- _Task description_: Output an exact reproduction of the data.

- _Records provided_:
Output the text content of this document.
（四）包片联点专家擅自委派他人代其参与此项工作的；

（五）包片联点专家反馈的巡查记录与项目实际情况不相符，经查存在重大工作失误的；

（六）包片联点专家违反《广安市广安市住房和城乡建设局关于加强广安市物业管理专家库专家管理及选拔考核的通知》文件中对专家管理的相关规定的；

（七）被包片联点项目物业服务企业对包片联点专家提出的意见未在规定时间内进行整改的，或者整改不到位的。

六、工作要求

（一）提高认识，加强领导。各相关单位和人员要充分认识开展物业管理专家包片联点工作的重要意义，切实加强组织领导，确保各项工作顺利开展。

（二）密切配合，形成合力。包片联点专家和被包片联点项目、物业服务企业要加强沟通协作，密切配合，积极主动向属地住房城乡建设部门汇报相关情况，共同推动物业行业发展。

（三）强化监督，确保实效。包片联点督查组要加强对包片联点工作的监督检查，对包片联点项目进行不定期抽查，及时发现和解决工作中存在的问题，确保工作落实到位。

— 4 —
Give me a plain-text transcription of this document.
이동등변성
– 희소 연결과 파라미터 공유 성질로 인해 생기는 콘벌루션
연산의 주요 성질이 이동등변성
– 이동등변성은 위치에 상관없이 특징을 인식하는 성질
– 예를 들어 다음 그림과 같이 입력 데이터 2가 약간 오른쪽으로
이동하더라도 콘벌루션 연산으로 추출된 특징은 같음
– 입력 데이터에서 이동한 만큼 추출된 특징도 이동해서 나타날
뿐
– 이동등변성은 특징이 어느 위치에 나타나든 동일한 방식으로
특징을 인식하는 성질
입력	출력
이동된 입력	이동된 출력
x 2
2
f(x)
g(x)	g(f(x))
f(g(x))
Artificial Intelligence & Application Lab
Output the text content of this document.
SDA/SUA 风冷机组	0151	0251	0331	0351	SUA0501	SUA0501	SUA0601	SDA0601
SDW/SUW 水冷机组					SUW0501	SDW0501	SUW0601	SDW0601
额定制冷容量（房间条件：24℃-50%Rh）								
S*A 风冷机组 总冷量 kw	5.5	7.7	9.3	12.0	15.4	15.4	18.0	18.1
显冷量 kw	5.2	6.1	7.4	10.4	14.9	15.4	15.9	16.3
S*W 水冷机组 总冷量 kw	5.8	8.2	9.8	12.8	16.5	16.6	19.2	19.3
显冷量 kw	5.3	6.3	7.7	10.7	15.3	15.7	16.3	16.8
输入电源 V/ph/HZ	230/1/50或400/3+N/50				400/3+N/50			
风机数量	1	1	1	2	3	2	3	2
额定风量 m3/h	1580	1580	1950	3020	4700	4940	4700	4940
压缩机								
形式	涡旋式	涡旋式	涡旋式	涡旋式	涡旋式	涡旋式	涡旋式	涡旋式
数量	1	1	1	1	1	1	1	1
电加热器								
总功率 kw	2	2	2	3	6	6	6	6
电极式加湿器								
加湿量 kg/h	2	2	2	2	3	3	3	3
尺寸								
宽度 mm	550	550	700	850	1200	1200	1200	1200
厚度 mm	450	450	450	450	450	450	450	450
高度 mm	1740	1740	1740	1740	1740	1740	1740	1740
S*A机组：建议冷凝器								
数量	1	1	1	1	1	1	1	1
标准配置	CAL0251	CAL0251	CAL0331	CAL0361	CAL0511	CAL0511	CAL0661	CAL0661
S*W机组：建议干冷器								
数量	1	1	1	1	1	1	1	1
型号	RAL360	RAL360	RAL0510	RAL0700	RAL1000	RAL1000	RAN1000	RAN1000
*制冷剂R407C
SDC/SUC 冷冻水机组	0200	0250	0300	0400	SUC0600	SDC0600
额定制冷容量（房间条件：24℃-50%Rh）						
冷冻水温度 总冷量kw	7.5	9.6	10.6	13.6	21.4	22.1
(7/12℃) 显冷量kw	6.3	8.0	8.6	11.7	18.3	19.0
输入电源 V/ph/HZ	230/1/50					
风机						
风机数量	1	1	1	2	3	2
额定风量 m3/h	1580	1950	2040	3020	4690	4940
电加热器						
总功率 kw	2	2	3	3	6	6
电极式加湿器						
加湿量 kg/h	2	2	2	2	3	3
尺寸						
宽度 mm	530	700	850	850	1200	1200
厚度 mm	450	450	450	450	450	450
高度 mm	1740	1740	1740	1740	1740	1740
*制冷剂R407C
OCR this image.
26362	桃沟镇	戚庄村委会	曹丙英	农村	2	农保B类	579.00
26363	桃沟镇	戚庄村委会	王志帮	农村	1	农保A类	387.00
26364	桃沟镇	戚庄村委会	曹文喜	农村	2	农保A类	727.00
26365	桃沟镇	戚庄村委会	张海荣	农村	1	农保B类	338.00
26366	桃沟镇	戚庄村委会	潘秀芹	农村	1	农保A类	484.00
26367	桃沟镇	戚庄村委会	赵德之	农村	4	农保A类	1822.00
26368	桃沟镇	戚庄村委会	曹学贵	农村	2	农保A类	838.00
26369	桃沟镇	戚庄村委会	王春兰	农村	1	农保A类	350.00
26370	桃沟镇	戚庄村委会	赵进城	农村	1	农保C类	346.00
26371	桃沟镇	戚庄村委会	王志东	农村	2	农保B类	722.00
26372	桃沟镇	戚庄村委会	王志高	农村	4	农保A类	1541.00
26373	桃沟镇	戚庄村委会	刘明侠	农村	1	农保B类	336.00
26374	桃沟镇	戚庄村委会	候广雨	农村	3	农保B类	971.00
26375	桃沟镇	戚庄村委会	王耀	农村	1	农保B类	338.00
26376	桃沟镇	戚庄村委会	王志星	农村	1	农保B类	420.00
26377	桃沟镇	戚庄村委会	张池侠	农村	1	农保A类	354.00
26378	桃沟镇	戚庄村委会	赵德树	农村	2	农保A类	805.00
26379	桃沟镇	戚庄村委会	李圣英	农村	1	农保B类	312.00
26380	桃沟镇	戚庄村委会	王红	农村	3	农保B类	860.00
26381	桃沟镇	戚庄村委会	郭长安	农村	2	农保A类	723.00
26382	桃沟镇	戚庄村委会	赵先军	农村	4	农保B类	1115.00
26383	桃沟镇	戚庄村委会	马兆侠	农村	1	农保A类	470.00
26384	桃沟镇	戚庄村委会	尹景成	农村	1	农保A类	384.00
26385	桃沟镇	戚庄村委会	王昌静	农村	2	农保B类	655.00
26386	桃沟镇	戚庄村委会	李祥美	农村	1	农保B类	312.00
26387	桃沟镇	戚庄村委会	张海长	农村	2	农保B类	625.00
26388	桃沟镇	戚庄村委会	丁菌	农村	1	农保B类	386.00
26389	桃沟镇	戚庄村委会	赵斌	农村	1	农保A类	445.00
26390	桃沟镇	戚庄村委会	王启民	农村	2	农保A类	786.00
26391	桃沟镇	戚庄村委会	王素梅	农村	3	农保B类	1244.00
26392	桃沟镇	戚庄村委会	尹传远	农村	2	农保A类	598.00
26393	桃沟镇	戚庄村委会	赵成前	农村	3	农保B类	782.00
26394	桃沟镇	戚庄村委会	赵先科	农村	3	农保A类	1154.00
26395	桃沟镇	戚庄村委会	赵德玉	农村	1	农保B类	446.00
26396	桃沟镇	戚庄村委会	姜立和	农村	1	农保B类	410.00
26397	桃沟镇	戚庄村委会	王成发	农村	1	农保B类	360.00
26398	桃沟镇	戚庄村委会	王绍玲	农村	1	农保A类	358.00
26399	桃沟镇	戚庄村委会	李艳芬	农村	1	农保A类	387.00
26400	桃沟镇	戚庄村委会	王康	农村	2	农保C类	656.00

- _Result of the exercise_:
Output the text content of this document.
（四）包片联点专家擅自委派他人代其参与此项工作的；

（五）包片联点专家反馈的巡查记录与项目实际情况不相符，经查存在重大工作失误的；

（六）包片联点专家违反《广安市广安市住房和城乡建设局关于加强广安市物业管理专家库专家管理及选拔考核的通知》文件中对专家管理的相关规定的；

（七）被包片联点项目物业服务企业对包片联点专家提出的意见未在规定时间内进行整改的，或者整改不到位的。

六、工作要求

（一）提高认识，加强领导。各相关单位和人员要充分认识开展物业管理专家包片联点工作的重要意义，切实加强组织领导，确保各项工作顺利开展。

（二）密切配合，形成合力。包片联点专家和被包片联点项目、物业服务企业要加强沟通协作，密切配合，积极主动向属地住房城乡建设部门汇报相关情况，共同推动物业行业发展。

（三）强化监督，确保实效。包片联点督查组要加强对包片联点工作的监督检查，对包片联点项目进行不定期抽查，及时发现和解决工作中存在的问题，确保工作落实到位。

— 4 —
Give me a plain-text transcription of this document.
이동등변성
– 희소 연결과 파라미터 공유 성질로 인해 생기는 콘벌루션
연산의 주요 성질이 이동등변성
– 이동등변성은 위치에 상관없이 특징을 인식하는 성질
– 예를 들어 다음 그림과 같이 입력 데이터 2가 약간 오른쪽으로
이동하더라도 콘벌루션 연산으로 추출된 특징은 같음
– 입력 데이터에서 이동한 만큼 추출된 특징도 이동해서 나타날
뿐
– 이동등변성은 특징이 어느 위치에 나타나든 동일한 방식으로
특징을 인식하는 성질
입력	출력
이동된 입력	이동된 출력
x 2
2
f(x)
g(x)	g(f(x))
f(g(x))
Artificial Intelligence & Application Lab
Output the text content of this document.
SDA/SUA 风冷机组	0151	0251	0331	0351	SUA0501	SUA0501	SUA0601	SDA0601
SDW/SUW 水冷机组					SUW0501	SDW0501	SUW0601	SDW0601
额定制冷容量（房间条件：24℃-50%Rh）								
S*A 风冷机组 总冷量 kw	5.5	7.7	9.3	12.0	15.4	15.4	18.0	18.1
显冷量 kw	5.2	6.1	7.4	10.4	14.9	15.4	15.9	16.3
S*W 水冷机组 总冷量 kw	5.8	8.2	9.8	12.8	16.5	16.6	19.2	19.3
显冷量 kw	5.3	6.3	7.7	10.7	15.3	15.7	16.3	16.8
输入电源 V/ph/HZ	230/1/50或400/3+N/50				400/3+N/50			
风机数量	1	1	1	2	3	2	3	2
额定风量 m3/h	1580	1580	1950	3020	4700	4940	4700	4940
压缩机								
形式	涡旋式	涡旋式	涡旋式	涡旋式	涡旋式	涡旋式	涡旋式	涡旋式
数量	1	1	1	1	1	1	1	1
电加热器								
总功率 kw	2	2	2	3	6	6	6	6
电极式加湿器								
加湿量 kg/h	2	2	2	2	3	3	3	3
尺寸								
宽度 mm	550	550	700	850	1200	1200	1200	1200
厚度 mm	450	450	450	450	450	450	450	450
高度 mm	1740	1740	1740	1740	1740	1740	1740	1740
S*A机组：建议冷凝器								
数量	1	1	1	1	1	1	1	1
标准配置	CAL0251	CAL0251	CAL0331	CAL0361	CAL0511	CAL0511	CAL0661	CAL0661
S*W机组：建议干冷器								
数量	1	1	1	1	1	1	1	1
型号	RAL360	RAL360	RAL0510	RAL0700	RAL1000	RAL1000	RAN1000	RAN1000
*制冷剂R407C
SDC/SUC 冷冻水机组	0200	0250	0300	0400	SUC0600	SDC0600
额定制冷容量（房间条件：24℃-50%Rh）						
冷冻水温度 总冷量kw	7.5	9.6	10.6	13.6	21.4	22.1
(7/12℃) 显冷量kw	6.3	8.0	8.6	11.7	18.3	19.0
输入电源 V/ph/HZ	230/1/50					
风机						
风机数量	1	1	1	2	3	2
额定风量 m3/h	1580	1950	2040	3020	4690	4940
电加热器						
总功率 kw	2	2	3	3	6	6
电极式加湿器						
加湿量 kg/h	2	2	2	2	3	3
尺寸						
宽度 mm	530	700	850	850	1200	1200
厚度 mm	450	450	450	450	450	450
高度 mm	1740	1740	1740	1740	1740	1740
*制冷剂R407C
OCR this image.
26362	桃沟镇	戚庄村委会	曹丙英	农村	2	农保B类	579.00
26363	桃沟镇	戚庄村委会	王志帮	农村	1	农保A类	387.00
26364	桃沟镇	戚庄村委会	曹文喜	农村	2	农保A类	727.00
26365	桃沟镇	戚庄村委会	张海荣	农村	1	农保B类	338.00
26366	桃沟镇	戚庄村委会	潘秀芹	农村	1	农保A类	484.00
26367	桃沟镇	戚庄村委会	赵德之	农村	4	农保A类	1822.00
26368	桃沟镇	戚庄村委会	曹学贵	农村	2	农保A类	838.00
26369	桃沟镇	戚庄村委会	王春兰	农村	1	农保A类	350.00
26370	桃沟镇	戚庄村委会	赵进城	农村	1	农保C类	346.00
26371	桃沟镇	戚庄村委会	王志东	农村	2	农保B类	722.00
26372	桃沟镇	戚庄村委会	王志高	农村	4	农保A类	1541.00
26373	桃沟镇	戚庄村委会	刘明侠	农村	1	农保B类	336.00
26374	桃沟镇	戚庄村委会	候广雨	农村	3	农保B类	971.00
26375	桃沟镇	戚庄村委会	王耀	农村	1	农保B类	338.00
26376	桃沟镇	戚庄村委会	王志星	农村	1	农保B类	420.00
26377	桃沟镇	戚庄村委会	张池侠	农村	1	农保A类	354.00
26378	桃沟镇	戚庄村委会	赵德树	农村	2	农保A类	805.00
26379	桃沟镇	戚庄村委会	李圣英	农村	1	农保B类	312.00
26380	桃沟镇	戚庄村委会	王红	农村	3	农保B类	860.00
26381	桃沟镇	戚庄村委会	郭长安	农村	2	农保A类	723.00
26382	桃沟镇	戚庄村委会	赵先军	农村	4	农保B类	1115.00
26383	桃沟镇	戚庄村委会	马兆侠	农村	1	农保A类	470.00
26384	桃沟镇	戚庄村委会	尹景成	农村	1	农保A类	384.00
26385	桃沟镇	戚庄村委会	王昌静	农村	2	农保B类	655.00
26386	桃沟镇	戚庄村委会	李祥美	农村	1	农保B类	312.00
26387	桃沟镇	戚庄村委会	张海长	农村	2	农保B类	625.00
26388	桃沟镇	戚庄村委会	丁菌	农村	1	农保B类	386.00
26389	桃沟镇	戚庄村委会	赵斌	农村	1	农保A类	445.00
26390	桃沟镇	戚庄村委会	王启民	农村	2	农保A类	786.00
26391	桃沟镇	戚庄村委会	王素梅	农村	3	农保B类	1244.00
26392	桃沟镇	戚庄村委会	尹传远	农村	2	农保A类	598.00
26393	桃沟镇	戚庄村委会	赵成前	农村	3	农保B类	782.00
26394	桃沟镇	戚庄村委会	赵先科	农村	3	农保A类	1154.00
26395	桃沟镇	戚庄村委会	赵德玉	农村	1	农保B类	446.00
26396	桃沟镇	戚庄村委会	姜立和	农村	1	农保B类	410.00
26397	桃沟镇	戚庄村委会	王成发	农村	1	农保B类	360.00
26398	桃沟镇	戚庄村委会	王绍玲	农村	1	农保A类	358.00
26399	桃沟镇	戚庄村委会	李艳芬	农村	1	农保A类	387.00
26400	桃沟镇	戚庄村委会	王康	农村	2	农保C类	656.00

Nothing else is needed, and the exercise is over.